Short exercise:
Extract all lines from the data beneath that include the word "Average".

Material provided:
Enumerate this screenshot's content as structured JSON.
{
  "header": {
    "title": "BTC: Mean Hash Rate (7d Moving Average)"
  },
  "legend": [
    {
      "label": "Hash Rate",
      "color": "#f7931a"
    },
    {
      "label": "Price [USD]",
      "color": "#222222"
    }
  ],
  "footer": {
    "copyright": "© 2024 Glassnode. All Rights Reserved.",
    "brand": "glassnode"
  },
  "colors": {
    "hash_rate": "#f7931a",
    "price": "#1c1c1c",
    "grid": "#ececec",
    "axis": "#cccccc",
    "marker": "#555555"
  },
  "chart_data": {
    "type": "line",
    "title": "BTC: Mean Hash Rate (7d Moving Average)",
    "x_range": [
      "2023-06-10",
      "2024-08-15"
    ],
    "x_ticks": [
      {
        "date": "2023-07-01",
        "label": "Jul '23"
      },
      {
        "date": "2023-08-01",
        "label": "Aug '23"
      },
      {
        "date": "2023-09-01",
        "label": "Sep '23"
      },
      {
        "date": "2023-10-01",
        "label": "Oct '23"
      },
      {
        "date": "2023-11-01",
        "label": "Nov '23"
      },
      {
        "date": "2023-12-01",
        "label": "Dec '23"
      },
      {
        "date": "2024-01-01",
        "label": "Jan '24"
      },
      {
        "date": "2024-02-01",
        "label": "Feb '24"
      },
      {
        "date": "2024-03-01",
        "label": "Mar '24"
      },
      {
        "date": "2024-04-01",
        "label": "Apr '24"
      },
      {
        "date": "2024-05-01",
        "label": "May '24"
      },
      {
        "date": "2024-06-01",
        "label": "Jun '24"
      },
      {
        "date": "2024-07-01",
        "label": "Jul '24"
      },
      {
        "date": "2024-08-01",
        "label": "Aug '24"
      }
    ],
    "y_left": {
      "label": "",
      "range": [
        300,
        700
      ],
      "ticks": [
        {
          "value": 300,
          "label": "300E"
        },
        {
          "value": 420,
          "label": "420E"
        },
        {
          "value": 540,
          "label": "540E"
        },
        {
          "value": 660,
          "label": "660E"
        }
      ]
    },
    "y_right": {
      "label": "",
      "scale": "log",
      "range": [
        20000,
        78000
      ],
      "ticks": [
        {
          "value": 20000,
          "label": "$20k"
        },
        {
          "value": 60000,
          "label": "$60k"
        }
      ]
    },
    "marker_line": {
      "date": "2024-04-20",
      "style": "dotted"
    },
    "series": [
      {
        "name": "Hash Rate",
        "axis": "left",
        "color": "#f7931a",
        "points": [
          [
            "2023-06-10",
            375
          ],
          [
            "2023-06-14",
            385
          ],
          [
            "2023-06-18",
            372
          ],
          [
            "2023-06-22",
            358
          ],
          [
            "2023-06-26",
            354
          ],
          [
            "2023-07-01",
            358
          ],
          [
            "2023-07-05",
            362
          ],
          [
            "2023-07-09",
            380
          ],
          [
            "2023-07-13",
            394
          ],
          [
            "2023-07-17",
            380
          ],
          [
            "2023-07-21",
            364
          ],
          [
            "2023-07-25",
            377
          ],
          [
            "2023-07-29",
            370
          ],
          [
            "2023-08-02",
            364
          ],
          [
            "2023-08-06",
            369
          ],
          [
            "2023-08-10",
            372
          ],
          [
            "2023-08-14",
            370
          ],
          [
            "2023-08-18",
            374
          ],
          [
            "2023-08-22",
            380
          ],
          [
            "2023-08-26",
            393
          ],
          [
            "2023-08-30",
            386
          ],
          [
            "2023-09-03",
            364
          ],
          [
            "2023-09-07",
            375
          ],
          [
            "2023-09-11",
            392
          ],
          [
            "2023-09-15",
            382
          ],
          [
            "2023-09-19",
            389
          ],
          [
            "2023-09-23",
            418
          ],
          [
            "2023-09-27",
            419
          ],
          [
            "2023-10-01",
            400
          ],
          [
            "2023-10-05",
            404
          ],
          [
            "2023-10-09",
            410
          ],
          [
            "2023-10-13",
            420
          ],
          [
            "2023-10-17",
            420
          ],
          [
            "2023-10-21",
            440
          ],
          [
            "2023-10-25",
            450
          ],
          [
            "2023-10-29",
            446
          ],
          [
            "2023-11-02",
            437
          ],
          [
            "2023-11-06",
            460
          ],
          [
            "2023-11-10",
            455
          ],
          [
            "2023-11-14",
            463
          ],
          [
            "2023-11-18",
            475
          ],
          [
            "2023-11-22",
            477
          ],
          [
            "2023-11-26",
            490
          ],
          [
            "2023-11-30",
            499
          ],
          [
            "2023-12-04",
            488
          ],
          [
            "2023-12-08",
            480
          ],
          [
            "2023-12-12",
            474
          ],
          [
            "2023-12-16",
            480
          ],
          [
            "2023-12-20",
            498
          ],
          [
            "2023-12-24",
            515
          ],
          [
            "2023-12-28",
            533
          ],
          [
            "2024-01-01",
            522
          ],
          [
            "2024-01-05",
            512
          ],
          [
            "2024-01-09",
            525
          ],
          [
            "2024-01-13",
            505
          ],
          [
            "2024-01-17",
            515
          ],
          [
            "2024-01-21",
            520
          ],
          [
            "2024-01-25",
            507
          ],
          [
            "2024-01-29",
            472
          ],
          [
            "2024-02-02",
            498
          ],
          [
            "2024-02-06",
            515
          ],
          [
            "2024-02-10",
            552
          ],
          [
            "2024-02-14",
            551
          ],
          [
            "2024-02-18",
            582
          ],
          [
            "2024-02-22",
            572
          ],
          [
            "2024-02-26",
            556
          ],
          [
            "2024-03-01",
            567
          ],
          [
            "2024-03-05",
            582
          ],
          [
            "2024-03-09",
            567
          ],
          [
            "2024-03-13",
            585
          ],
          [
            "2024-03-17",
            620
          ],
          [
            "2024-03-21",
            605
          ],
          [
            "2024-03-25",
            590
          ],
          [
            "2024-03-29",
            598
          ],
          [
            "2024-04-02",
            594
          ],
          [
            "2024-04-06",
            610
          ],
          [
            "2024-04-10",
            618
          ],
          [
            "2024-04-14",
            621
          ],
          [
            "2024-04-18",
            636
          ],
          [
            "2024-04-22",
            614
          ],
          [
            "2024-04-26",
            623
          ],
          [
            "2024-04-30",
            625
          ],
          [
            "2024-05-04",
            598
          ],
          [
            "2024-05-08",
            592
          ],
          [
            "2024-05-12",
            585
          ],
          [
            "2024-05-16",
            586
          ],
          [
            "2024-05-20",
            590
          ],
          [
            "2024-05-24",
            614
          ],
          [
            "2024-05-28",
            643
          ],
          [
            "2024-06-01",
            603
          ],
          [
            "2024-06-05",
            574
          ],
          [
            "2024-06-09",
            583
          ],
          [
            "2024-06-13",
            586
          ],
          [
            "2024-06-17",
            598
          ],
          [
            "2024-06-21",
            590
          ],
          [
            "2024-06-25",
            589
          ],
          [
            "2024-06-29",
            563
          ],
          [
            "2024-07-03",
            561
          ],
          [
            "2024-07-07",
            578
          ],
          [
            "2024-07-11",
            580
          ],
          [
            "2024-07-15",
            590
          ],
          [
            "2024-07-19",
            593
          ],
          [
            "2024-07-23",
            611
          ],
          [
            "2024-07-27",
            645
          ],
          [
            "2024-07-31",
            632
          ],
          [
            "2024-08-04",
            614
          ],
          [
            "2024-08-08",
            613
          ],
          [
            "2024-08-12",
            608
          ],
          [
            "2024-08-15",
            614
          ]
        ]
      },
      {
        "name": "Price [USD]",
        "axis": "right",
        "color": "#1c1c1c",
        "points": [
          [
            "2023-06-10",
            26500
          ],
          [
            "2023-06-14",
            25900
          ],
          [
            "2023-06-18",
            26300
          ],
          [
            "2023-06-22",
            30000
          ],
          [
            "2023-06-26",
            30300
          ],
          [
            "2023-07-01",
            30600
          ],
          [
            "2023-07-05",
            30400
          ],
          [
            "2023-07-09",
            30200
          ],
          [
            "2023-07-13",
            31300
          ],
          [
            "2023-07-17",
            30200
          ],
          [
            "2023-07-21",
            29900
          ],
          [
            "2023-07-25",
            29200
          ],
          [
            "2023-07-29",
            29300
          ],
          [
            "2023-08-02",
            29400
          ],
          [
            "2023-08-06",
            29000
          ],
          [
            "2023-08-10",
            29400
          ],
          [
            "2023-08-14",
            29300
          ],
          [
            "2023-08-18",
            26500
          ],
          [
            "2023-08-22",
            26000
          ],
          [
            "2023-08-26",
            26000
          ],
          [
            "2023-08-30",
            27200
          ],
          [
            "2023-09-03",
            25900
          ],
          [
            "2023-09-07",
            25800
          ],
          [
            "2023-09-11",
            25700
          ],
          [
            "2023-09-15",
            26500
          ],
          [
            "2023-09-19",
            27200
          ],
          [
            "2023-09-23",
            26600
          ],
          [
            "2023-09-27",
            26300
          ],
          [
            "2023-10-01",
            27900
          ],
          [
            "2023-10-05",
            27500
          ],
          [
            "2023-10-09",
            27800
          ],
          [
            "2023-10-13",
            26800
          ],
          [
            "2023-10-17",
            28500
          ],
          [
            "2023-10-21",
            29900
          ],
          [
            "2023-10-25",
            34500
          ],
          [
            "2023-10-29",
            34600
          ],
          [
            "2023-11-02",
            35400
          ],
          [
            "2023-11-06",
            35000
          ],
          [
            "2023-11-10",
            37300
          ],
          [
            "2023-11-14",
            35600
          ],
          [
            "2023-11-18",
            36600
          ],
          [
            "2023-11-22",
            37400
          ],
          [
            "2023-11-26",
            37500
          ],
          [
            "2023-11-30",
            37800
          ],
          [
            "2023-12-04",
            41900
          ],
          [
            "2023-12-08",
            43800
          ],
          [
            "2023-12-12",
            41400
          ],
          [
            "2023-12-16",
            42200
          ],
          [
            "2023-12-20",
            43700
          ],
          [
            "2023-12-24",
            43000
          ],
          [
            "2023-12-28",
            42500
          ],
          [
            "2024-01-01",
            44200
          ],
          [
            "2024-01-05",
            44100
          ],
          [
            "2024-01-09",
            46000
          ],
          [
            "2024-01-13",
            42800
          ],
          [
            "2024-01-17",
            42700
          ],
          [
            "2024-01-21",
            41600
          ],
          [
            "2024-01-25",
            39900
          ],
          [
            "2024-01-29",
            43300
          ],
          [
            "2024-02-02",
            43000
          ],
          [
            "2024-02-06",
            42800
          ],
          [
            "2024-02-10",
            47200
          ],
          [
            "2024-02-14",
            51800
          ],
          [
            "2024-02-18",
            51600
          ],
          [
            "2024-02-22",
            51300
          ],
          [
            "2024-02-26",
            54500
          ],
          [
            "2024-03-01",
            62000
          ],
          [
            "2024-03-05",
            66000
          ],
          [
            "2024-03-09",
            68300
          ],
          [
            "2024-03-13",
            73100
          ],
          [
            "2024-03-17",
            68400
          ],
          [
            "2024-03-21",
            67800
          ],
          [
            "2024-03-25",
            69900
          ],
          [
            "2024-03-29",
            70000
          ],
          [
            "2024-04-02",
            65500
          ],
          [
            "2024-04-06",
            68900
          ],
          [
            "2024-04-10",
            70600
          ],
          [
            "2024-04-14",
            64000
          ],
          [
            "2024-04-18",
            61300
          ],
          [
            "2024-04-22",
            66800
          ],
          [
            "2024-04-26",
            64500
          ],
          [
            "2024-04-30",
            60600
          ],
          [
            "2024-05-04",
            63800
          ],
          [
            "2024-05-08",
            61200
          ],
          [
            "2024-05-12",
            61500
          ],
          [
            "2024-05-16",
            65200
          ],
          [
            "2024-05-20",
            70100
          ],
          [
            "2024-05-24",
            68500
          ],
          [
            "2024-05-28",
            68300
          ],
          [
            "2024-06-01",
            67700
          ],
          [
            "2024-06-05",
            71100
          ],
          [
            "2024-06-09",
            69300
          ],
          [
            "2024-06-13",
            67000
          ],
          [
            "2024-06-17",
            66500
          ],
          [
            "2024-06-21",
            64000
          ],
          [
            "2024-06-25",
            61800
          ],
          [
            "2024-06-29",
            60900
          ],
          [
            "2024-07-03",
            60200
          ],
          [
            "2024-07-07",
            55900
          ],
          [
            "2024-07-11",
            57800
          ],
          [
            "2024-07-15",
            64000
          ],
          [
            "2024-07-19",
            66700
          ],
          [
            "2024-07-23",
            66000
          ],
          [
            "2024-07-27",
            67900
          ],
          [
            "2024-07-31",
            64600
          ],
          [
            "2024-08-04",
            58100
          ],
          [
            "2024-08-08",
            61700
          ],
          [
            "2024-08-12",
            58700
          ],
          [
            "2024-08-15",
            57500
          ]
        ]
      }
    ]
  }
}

The answer:
    "title": "BTC: Mean Hash Rate (7d Moving Average)"
    "title": "BTC: Mean Hash Rate (7d Moving Average)",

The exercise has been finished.